> [What you should do]
Within the material below, find each line bearing the word "числѣ" and present it.

===== Data rows =====

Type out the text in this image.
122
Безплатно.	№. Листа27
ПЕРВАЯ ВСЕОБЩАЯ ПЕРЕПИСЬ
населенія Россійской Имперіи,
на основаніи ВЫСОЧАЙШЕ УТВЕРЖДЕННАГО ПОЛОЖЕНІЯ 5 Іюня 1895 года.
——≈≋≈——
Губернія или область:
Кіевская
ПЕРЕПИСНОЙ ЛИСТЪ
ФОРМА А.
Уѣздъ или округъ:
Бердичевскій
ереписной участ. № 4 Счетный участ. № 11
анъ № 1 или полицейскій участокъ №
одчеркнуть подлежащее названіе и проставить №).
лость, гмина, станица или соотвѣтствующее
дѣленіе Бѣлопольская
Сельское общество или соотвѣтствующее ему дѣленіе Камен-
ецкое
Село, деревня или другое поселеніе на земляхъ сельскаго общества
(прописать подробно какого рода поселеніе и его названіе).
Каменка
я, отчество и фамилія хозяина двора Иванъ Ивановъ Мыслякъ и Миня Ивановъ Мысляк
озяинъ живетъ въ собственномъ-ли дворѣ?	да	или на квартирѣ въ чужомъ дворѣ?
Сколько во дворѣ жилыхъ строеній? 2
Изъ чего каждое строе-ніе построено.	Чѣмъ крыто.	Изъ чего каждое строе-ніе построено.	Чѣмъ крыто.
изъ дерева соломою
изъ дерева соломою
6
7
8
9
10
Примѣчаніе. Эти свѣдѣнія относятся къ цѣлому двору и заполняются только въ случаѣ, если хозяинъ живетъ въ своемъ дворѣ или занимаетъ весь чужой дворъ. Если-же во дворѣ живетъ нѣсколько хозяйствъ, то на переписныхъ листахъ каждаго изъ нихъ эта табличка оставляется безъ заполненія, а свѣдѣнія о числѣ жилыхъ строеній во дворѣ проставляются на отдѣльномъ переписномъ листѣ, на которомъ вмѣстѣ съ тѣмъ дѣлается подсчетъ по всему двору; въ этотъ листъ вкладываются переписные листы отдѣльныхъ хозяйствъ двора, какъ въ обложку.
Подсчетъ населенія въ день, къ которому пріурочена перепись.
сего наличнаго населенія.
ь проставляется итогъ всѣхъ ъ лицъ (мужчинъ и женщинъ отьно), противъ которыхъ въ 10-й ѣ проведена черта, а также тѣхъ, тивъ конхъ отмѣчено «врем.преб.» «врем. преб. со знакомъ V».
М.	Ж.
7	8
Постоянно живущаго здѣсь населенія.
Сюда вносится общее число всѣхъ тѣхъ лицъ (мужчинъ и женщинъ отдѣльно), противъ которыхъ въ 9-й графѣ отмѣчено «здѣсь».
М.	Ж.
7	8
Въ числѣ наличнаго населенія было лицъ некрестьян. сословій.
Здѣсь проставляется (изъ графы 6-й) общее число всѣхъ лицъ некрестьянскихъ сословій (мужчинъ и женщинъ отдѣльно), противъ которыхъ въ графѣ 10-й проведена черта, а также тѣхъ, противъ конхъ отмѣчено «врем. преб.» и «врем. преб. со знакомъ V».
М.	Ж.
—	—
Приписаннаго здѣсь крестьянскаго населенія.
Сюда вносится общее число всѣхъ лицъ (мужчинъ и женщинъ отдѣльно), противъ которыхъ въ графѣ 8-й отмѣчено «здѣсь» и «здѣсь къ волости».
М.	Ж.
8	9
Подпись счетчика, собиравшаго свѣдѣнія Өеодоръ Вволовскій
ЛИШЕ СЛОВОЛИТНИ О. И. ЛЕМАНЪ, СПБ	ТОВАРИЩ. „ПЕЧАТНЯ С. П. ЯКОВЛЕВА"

=====

> [Finished answer]
Примѣчаніе. Эти свѣдѣнія относятся къ цѣлому двору и заполняются только въ случаѣ, если хозяинъ живетъ въ своемъ дворѣ или занимаетъ весь чужой дворъ. Если-же во дворѣ живетъ нѣсколько хозяйствъ, то на переписныхъ листахъ каждаго изъ нихъ эта табличка оставляется безъ заполненія, а свѣдѣнія о числѣ жилыхъ строеній во дворѣ проставляются на отдѣльномъ переписномъ листѣ, на которомъ вмѣстѣ съ тѣмъ дѣлается подсчетъ по всему двору; въ этотъ листъ вкладываются переписные листы отдѣльныхъ хозяйствъ двора, какъ въ обложку.
Въ числѣ наличнаго населенія было лицъ некрестьян. сословій.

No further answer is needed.